╭─ EXERCISE MATERIAL

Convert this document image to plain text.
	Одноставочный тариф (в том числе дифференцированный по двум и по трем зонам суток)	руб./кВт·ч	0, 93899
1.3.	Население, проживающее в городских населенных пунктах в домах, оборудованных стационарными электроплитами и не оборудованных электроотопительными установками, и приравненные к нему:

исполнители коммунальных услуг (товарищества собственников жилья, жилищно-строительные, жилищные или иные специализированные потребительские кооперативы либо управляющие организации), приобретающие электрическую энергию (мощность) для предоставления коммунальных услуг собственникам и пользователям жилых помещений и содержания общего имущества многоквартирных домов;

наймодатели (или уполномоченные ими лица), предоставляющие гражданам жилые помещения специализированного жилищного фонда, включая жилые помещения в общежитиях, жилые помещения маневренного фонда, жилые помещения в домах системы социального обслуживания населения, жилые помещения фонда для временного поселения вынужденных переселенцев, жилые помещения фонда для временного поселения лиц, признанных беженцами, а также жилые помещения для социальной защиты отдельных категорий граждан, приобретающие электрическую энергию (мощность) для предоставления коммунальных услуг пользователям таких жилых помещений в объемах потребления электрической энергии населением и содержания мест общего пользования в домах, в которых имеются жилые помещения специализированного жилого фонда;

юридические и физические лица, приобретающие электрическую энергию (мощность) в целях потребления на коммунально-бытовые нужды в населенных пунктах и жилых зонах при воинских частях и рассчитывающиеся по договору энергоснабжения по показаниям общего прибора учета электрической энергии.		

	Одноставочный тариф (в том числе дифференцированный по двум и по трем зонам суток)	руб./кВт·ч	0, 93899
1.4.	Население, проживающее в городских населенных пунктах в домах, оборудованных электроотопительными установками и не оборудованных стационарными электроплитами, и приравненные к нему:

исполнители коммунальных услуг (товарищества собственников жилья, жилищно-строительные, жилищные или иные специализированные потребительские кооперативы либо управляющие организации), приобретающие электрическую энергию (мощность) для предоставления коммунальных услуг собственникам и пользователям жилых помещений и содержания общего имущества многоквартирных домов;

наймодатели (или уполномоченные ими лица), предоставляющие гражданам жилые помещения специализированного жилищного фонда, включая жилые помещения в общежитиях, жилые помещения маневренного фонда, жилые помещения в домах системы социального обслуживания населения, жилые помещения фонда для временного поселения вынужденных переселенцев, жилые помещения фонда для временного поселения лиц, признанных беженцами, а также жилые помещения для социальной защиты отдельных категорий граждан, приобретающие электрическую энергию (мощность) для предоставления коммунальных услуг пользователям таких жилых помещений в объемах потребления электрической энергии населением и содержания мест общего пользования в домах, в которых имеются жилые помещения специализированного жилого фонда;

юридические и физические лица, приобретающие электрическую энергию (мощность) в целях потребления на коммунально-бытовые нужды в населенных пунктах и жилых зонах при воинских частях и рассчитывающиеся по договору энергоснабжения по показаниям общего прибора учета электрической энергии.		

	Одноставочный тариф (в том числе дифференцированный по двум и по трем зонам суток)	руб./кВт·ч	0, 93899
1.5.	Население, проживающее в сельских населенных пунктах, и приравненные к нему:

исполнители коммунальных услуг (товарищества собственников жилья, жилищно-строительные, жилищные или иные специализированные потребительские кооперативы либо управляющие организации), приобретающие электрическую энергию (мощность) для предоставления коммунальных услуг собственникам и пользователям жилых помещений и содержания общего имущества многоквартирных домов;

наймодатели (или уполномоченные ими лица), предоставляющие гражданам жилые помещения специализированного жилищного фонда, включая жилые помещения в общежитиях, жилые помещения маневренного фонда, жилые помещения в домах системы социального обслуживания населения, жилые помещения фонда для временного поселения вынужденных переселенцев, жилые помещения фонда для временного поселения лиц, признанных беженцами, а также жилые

╰─

**EXERCISE GOAL**
Copy every line of the records above that holds the word "городских".

**RESPONSE FOR THIS EXERCISE**
1.3.	Население, проживающее в городских населенных пунктах в домах, оборудованных стационарными электроплитами и не оборудованных электроотопительными установками, и приравненные к нему:
1.4.	Население, проживающее в городских населенных пунктах в домах, оборудованных электроотопительными установками и не оборудованных стационарными электроплитами, и приравненные к нему:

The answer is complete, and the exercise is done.